Entries taken from a collection:
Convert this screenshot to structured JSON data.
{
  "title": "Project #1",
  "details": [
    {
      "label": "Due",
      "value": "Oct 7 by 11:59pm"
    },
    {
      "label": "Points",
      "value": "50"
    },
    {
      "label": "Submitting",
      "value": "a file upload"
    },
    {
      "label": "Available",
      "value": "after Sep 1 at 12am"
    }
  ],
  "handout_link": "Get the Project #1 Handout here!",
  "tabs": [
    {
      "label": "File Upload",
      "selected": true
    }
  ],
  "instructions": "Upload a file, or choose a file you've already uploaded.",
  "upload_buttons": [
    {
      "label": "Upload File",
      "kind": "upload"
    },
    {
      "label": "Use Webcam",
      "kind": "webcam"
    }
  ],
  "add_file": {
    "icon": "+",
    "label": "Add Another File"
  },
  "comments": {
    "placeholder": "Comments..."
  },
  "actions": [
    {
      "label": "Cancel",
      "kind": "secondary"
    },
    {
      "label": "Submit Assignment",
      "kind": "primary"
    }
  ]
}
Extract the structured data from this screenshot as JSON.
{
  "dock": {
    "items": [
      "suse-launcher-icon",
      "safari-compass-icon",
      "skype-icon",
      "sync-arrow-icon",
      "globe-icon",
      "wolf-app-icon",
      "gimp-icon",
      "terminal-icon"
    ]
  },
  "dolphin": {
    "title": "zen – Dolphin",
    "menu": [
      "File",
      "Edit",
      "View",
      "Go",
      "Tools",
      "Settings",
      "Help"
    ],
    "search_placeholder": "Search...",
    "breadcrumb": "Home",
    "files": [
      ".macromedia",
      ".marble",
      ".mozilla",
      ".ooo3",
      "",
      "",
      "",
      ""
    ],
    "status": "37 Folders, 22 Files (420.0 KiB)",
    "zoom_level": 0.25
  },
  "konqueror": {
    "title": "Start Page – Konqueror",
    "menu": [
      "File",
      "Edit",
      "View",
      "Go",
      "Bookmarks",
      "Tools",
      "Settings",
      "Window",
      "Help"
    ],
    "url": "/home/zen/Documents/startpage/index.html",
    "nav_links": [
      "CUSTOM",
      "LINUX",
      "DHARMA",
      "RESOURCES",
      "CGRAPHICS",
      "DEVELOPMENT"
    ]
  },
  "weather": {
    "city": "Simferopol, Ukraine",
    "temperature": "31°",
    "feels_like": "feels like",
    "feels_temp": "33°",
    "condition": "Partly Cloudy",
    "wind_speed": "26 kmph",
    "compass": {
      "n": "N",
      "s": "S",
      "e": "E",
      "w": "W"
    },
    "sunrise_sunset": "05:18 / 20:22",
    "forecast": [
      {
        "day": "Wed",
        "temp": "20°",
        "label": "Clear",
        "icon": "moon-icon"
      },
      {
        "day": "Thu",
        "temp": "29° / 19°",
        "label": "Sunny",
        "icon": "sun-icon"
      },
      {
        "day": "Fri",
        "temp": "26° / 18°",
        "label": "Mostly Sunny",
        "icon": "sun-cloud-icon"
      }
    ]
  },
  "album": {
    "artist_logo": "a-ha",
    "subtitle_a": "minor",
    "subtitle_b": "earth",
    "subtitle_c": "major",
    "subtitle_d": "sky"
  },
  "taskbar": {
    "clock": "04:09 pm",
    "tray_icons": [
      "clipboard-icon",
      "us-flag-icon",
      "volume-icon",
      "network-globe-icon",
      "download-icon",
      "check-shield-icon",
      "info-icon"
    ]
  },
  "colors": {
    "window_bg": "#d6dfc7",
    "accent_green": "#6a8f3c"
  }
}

• [YOUR INSTRUCTIONS]:
How many of the lines in the listing above hold the word "this"? Report only that figure.

• [FINAL RESULT]:
2